Data lines:
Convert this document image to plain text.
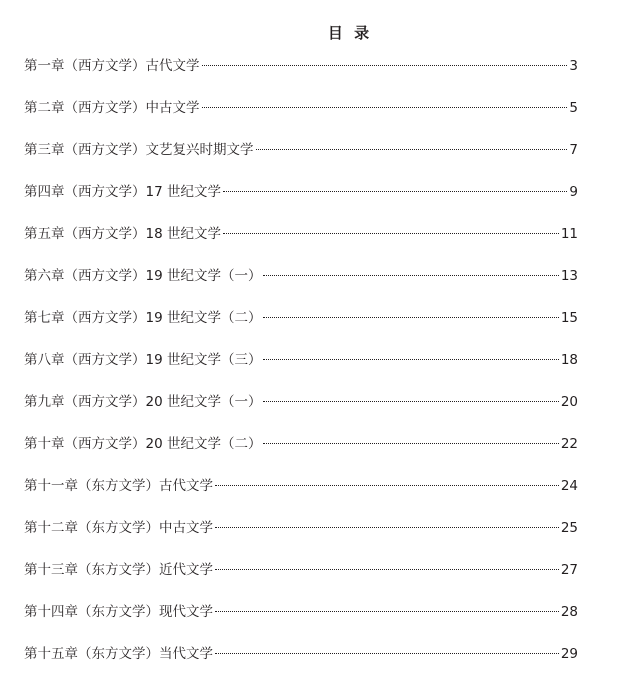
目 录
第一章（西方文学）古代文学	3
第二章（西方文学）中古文学	5
第三章（西方文学）文艺复兴时期文学	7
第四章（西方文学）17 世纪文学	9
第五章（西方文学）18 世纪文学	11
第六章（西方文学）19 世纪文学（一）	13
第七章（西方文学）19 世纪文学（二）	15
第八章（西方文学）19 世纪文学（三）	18
第九章（西方文学）20 世纪文学（一）	20
第十章（西方文学）20 世纪文学（二）	22
第十一章（东方文学）古代文学	24
第十二章（东方文学）中古文学	25
第十三章（东方文学）近代文学	27
第十四章（东方文学）现代文学	28
第十五章（东方文学）当代文学	29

Challenge:
Transcribe all of the records above character for character. Exclude the pictures.

Response below:
Convert this document image to plain text.
目 录
第一章（西方文学）古代文学	3
第二章（西方文学）中古文学	5
第三章（西方文学）文艺复兴时期文学	7
第四章（西方文学）17 世纪文学	9
第五章（西方文学）18 世纪文学	11
第六章（西方文学）19 世纪文学（一）	13
第七章（西方文学）19 世纪文学（二）	15
第八章（西方文学）19 世纪文学（三）	18
第九章（西方文学）20 世纪文学（一）	20
第十章（西方文学）20 世纪文学（二）	22
第十一章（东方文学）古代文学	24
第十二章（东方文学）中古文学	25
第十三章（东方文学）近代文学	27
第十四章（东方文学）现代文学	28
第十五章（东方文学）当代文学	29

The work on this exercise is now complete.